_Work instructions_
Scan the lines below for the string "label" and copy every one that has it.

[start of Data shown]

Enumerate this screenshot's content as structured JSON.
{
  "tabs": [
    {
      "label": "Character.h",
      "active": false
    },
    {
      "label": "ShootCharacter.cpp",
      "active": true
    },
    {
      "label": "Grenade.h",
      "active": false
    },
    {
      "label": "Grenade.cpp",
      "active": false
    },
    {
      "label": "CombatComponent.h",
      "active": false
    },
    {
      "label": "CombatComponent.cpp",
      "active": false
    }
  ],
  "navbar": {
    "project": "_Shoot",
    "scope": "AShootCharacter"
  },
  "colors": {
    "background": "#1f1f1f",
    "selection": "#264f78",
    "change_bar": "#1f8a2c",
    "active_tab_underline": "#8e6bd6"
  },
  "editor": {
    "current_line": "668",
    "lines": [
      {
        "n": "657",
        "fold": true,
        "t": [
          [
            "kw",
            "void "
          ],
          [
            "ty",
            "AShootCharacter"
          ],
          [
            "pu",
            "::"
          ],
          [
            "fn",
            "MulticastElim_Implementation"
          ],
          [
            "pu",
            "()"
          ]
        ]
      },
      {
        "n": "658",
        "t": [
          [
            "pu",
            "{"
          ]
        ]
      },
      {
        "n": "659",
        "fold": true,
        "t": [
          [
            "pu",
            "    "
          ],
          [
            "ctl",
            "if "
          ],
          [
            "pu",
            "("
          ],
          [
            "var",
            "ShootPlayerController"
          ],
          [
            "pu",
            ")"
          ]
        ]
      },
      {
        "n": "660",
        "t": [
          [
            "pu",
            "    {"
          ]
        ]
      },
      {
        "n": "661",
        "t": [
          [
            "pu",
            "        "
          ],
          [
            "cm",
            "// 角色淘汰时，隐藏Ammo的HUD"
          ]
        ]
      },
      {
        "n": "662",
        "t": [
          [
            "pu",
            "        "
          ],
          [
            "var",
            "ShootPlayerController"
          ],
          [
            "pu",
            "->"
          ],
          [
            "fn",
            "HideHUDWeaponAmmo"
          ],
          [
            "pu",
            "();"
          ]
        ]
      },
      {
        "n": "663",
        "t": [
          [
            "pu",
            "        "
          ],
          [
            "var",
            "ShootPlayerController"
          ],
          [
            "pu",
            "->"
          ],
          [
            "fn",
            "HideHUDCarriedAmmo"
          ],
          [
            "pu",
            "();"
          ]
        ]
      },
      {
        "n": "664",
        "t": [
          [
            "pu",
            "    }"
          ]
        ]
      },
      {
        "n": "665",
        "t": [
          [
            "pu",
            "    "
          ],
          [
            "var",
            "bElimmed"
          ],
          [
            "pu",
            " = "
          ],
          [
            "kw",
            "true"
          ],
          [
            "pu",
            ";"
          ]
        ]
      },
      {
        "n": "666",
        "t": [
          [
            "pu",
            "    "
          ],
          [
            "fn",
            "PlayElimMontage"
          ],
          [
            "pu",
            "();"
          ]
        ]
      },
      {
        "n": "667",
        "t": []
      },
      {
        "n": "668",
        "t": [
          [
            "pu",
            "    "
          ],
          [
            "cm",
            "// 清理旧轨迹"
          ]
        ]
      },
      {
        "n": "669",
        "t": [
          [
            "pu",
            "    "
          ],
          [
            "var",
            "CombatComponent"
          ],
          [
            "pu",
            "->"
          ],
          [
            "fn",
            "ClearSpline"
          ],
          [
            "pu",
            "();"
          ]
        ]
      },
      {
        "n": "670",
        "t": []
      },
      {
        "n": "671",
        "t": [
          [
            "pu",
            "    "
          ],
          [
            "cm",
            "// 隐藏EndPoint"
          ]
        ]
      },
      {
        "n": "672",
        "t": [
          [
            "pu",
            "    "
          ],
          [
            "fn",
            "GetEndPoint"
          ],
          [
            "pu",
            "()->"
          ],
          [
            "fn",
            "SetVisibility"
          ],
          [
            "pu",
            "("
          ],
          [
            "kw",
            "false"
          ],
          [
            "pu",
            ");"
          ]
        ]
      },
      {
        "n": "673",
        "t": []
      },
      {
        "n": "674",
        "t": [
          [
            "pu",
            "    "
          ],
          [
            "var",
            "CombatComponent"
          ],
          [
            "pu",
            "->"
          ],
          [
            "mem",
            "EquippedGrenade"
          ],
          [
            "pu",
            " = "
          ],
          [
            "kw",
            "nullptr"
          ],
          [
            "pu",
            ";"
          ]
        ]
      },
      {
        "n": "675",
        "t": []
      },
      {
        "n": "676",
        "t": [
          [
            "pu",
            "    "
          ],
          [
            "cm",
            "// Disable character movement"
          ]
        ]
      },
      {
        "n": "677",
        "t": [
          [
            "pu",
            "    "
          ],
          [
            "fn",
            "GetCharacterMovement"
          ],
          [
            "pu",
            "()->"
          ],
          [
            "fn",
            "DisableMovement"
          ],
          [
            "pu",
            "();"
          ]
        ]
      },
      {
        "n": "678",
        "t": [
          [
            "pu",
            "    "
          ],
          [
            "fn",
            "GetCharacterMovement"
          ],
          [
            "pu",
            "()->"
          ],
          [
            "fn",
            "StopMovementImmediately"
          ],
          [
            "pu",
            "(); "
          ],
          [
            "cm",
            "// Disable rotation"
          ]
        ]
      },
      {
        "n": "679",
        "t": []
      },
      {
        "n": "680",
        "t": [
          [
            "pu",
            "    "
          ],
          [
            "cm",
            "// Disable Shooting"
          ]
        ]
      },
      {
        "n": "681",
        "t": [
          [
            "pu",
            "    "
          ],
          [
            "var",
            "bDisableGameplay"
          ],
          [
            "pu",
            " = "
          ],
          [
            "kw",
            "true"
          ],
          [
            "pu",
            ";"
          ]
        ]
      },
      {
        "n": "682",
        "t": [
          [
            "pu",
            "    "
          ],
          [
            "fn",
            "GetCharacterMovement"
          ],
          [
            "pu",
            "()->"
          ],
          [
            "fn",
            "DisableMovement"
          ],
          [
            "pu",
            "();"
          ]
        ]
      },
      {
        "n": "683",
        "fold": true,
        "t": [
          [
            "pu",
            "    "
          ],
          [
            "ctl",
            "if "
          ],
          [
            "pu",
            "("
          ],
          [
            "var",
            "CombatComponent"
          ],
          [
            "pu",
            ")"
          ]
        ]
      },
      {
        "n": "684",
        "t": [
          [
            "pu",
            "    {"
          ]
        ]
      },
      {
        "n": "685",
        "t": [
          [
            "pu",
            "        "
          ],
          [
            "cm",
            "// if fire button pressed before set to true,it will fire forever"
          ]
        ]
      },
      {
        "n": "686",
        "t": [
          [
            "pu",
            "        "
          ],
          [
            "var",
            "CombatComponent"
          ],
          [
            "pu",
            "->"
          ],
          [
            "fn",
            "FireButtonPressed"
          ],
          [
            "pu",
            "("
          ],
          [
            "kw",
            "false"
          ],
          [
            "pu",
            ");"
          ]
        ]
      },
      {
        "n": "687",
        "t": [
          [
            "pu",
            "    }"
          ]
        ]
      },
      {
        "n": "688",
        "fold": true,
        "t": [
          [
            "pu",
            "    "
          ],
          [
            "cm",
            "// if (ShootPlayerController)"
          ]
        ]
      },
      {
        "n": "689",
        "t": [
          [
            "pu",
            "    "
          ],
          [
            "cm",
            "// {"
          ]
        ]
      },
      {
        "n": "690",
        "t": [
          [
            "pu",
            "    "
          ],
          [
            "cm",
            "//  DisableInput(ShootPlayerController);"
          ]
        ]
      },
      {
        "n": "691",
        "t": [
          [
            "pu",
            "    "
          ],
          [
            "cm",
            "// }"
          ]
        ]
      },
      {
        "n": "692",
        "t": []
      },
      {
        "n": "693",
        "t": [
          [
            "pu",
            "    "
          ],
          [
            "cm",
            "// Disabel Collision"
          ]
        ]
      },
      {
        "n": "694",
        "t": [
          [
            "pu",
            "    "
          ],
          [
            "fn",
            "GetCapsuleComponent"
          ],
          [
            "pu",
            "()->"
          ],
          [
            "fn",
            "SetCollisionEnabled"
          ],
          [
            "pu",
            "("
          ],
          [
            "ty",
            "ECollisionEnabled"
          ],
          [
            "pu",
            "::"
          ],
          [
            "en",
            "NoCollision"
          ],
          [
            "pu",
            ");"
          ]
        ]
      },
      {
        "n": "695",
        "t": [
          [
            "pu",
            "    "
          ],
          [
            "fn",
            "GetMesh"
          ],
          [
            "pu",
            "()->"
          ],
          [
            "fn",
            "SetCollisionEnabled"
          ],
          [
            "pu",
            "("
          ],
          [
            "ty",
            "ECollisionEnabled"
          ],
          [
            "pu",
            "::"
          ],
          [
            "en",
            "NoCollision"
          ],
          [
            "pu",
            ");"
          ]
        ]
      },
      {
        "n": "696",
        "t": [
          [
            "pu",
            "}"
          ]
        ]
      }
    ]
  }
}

[end of Data shown]

_Right answer_
      "label": "Character.h",
      "label": "ShootCharacter.cpp",
      "label": "Grenade.h",
      "label": "Grenade.cpp",
      "label": "CombatComponent.h",
      "label": "CombatComponent.cpp",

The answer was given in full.